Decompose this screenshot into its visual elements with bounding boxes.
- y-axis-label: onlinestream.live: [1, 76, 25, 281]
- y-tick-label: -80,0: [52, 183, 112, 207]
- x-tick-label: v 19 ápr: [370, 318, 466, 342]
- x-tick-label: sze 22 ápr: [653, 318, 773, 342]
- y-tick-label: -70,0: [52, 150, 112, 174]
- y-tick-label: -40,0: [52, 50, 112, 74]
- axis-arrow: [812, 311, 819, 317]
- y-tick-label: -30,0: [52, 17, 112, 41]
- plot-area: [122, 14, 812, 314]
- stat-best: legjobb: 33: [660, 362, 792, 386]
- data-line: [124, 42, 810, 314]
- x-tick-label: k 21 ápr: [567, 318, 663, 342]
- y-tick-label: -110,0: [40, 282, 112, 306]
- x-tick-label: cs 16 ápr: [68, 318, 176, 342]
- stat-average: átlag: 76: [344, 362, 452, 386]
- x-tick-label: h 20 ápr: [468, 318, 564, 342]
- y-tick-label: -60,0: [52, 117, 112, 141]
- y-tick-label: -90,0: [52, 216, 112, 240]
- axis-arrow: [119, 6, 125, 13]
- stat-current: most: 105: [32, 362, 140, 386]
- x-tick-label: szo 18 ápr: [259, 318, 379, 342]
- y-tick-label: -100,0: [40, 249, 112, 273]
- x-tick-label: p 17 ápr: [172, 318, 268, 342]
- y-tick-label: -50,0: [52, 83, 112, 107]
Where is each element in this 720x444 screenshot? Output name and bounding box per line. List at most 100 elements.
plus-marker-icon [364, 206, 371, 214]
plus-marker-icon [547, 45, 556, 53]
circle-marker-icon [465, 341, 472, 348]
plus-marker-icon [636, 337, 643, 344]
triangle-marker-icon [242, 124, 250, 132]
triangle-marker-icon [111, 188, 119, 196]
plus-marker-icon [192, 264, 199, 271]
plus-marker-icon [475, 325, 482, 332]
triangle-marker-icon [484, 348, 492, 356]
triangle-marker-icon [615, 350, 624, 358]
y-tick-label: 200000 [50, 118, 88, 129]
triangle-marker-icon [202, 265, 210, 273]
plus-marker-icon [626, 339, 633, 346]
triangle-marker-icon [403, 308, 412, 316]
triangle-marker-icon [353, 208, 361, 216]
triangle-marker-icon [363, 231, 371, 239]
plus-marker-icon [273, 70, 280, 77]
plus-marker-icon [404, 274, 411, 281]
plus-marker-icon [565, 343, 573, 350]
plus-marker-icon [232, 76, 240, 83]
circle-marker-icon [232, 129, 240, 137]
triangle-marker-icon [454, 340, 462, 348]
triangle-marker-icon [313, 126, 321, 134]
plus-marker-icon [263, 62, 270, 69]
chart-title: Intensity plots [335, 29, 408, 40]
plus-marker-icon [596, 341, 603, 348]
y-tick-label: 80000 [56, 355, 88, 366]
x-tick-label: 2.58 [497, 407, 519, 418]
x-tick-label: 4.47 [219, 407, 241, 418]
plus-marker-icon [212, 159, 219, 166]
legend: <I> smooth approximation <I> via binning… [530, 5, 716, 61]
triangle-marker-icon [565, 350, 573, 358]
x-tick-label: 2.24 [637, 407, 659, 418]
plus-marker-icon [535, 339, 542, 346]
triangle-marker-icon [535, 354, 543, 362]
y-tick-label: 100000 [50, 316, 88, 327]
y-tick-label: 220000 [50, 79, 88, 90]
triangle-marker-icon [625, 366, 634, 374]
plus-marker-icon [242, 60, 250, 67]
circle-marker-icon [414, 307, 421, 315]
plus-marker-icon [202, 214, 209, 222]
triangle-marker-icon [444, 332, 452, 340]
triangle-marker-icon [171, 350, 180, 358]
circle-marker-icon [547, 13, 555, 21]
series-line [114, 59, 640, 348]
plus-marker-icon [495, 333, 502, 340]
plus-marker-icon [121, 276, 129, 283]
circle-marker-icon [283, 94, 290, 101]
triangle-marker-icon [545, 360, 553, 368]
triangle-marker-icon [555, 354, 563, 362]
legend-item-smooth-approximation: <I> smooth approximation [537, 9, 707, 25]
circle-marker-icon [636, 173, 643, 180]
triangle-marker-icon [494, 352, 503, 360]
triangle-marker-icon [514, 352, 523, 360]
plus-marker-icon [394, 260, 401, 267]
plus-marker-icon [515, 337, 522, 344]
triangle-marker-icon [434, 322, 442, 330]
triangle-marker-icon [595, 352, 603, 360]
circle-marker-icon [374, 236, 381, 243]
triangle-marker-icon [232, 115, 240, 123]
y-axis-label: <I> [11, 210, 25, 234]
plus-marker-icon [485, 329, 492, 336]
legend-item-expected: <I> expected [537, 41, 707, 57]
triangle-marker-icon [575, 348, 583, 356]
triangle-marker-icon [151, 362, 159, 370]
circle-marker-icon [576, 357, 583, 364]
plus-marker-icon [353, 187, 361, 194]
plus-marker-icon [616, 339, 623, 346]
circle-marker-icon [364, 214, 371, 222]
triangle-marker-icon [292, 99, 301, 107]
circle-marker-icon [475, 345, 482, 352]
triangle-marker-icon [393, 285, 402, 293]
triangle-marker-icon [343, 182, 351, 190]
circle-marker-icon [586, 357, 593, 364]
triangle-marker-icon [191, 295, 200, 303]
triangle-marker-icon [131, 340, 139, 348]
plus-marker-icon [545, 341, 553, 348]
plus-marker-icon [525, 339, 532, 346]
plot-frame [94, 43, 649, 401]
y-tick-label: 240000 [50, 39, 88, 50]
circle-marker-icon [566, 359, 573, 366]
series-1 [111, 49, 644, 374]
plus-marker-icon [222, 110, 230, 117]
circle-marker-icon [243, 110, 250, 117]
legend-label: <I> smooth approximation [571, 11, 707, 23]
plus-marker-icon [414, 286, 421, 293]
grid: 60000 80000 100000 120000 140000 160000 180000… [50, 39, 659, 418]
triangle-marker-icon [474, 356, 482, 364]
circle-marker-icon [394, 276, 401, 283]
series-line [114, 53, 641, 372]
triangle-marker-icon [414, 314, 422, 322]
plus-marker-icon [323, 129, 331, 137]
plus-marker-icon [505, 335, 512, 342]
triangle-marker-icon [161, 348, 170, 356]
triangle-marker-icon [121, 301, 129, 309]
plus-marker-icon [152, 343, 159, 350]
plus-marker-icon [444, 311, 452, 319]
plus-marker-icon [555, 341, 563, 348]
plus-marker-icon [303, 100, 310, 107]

REQUEST
Reproduce all of the data above, line for line, with no changes.

RESULT
Decompose this screenshot into its visual elements with bounding boxes.
- y-axis-label: onlinestream.live: [1, 76, 25, 281]
- y-tick-label: -80,0: [52, 183, 112, 207]
- x-tick-label: v 19 ápr: [370, 318, 466, 342]
- x-tick-label: sze 22 ápr: [653, 318, 773, 342]
- y-tick-label: -70,0: [52, 150, 112, 174]
- y-tick-label: -40,0: [52, 50, 112, 74]
- axis-arrow: [812, 311, 819, 317]
- y-tick-label: -30,0: [52, 17, 112, 41]
- plot-area: [122, 14, 812, 314]
- stat-best: legjobb: 33: [660, 362, 792, 386]
- data-line: [124, 42, 810, 314]
- x-tick-label: k 21 ápr: [567, 318, 663, 342]
- y-tick-label: -110,0: [40, 282, 112, 306]
- x-tick-label: cs 16 ápr: [68, 318, 176, 342]
- stat-average: átlag: 76: [344, 362, 452, 386]
- x-tick-label: h 20 ápr: [468, 318, 564, 342]
- y-tick-label: -60,0: [52, 117, 112, 141]
- y-tick-label: -90,0: [52, 216, 112, 240]
- axis-arrow: [119, 6, 125, 13]
- stat-current: most: 105: [32, 362, 140, 386]
- x-tick-label: szo 18 ápr: [259, 318, 379, 342]
- y-tick-label: -100,0: [40, 249, 112, 273]
- x-tick-label: p 17 ápr: [172, 318, 268, 342]
- y-tick-label: -50,0: [52, 83, 112, 107]
Where is each element in this 720x444 screenshot? Output name and bounding box per line. List at most 100 elements.
plus-marker-icon [364, 206, 371, 214]
plus-marker-icon [547, 45, 556, 53]
circle-marker-icon [465, 341, 472, 348]
plus-marker-icon [636, 337, 643, 344]
triangle-marker-icon [242, 124, 250, 132]
triangle-marker-icon [111, 188, 119, 196]
plus-marker-icon [192, 264, 199, 271]
plus-marker-icon [475, 325, 482, 332]
triangle-marker-icon [484, 348, 492, 356]
triangle-marker-icon [615, 350, 624, 358]
y-tick-label: 200000 [50, 118, 88, 129]
triangle-marker-icon [202, 265, 210, 273]
plus-marker-icon [626, 339, 633, 346]
triangle-marker-icon [403, 308, 412, 316]
triangle-marker-icon [353, 208, 361, 216]
triangle-marker-icon [363, 231, 371, 239]
plus-marker-icon [273, 70, 280, 77]
plus-marker-icon [404, 274, 411, 281]
plus-marker-icon [565, 343, 573, 350]
plus-marker-icon [232, 76, 240, 83]
circle-marker-icon [232, 129, 240, 137]
triangle-marker-icon [454, 340, 462, 348]
triangle-marker-icon [313, 126, 321, 134]
plus-marker-icon [263, 62, 270, 69]
chart-title: Intensity plots [335, 29, 408, 40]
plus-marker-icon [596, 341, 603, 348]
y-tick-label: 80000 [56, 355, 88, 366]
x-tick-label: 2.58 [497, 407, 519, 418]
x-tick-label: 4.47 [219, 407, 241, 418]
plus-marker-icon [212, 159, 219, 166]
legend: <I> smooth approximation <I> via binning… [530, 5, 716, 61]
triangle-marker-icon [565, 350, 573, 358]
x-tick-label: 2.24 [637, 407, 659, 418]
plus-marker-icon [535, 339, 542, 346]
triangle-marker-icon [535, 354, 543, 362]
y-tick-label: 100000 [50, 316, 88, 327]
y-tick-label: 220000 [50, 79, 88, 90]
triangle-marker-icon [625, 366, 634, 374]
plus-marker-icon [242, 60, 250, 67]
circle-marker-icon [414, 307, 421, 315]
plus-marker-icon [202, 214, 209, 222]
triangle-marker-icon [444, 332, 452, 340]
triangle-marker-icon [171, 350, 180, 358]
circle-marker-icon [547, 13, 555, 21]
series-line [114, 59, 640, 348]
plus-marker-icon [495, 333, 502, 340]
plus-marker-icon [121, 276, 129, 283]
circle-marker-icon [283, 94, 290, 101]
triangle-marker-icon [545, 360, 553, 368]
triangle-marker-icon [555, 354, 563, 362]
legend-item-smooth-approximation: <I> smooth approximation [537, 9, 707, 25]
circle-marker-icon [636, 173, 643, 180]
triangle-marker-icon [494, 352, 503, 360]
triangle-marker-icon [514, 352, 523, 360]
plus-marker-icon [394, 260, 401, 267]
plus-marker-icon [515, 337, 522, 344]
triangle-marker-icon [434, 322, 442, 330]
triangle-marker-icon [595, 352, 603, 360]
circle-marker-icon [374, 236, 381, 243]
triangle-marker-icon [232, 115, 240, 123]
y-axis-label: <I> [11, 210, 25, 234]
plus-marker-icon [485, 329, 492, 336]
legend-item-expected: <I> expected [537, 41, 707, 57]
triangle-marker-icon [575, 348, 583, 356]
triangle-marker-icon [151, 362, 159, 370]
circle-marker-icon [576, 357, 583, 364]
plus-marker-icon [353, 187, 361, 194]
plus-marker-icon [616, 339, 623, 346]
circle-marker-icon [364, 214, 371, 222]
triangle-marker-icon [292, 99, 301, 107]
circle-marker-icon [475, 345, 482, 352]
triangle-marker-icon [393, 285, 402, 293]
triangle-marker-icon [343, 182, 351, 190]
circle-marker-icon [586, 357, 593, 364]
triangle-marker-icon [191, 295, 200, 303]
triangle-marker-icon [131, 340, 139, 348]
plus-marker-icon [545, 341, 553, 348]
plus-marker-icon [525, 339, 532, 346]
plot-frame [94, 43, 649, 401]
y-tick-label: 240000 [50, 39, 88, 50]
circle-marker-icon [566, 359, 573, 366]
series-1 [111, 49, 644, 374]
plus-marker-icon [222, 110, 230, 117]
circle-marker-icon [243, 110, 250, 117]
legend-label: <I> smooth approximation [571, 11, 707, 23]
plus-marker-icon [414, 286, 421, 293]
grid: 60000 80000 100000 120000 140000 160000 180000… [50, 39, 659, 418]
triangle-marker-icon [474, 356, 482, 364]
circle-marker-icon [394, 276, 401, 283]
series-line [114, 53, 641, 372]
triangle-marker-icon [414, 314, 422, 322]
plus-marker-icon [323, 129, 331, 137]
plus-marker-icon [505, 335, 512, 342]
triangle-marker-icon [161, 348, 170, 356]
triangle-marker-icon [121, 301, 129, 309]
plus-marker-icon [152, 343, 159, 350]
plus-marker-icon [444, 311, 452, 319]
plus-marker-icon [555, 341, 563, 348]
plus-marker-icon [303, 100, 310, 107]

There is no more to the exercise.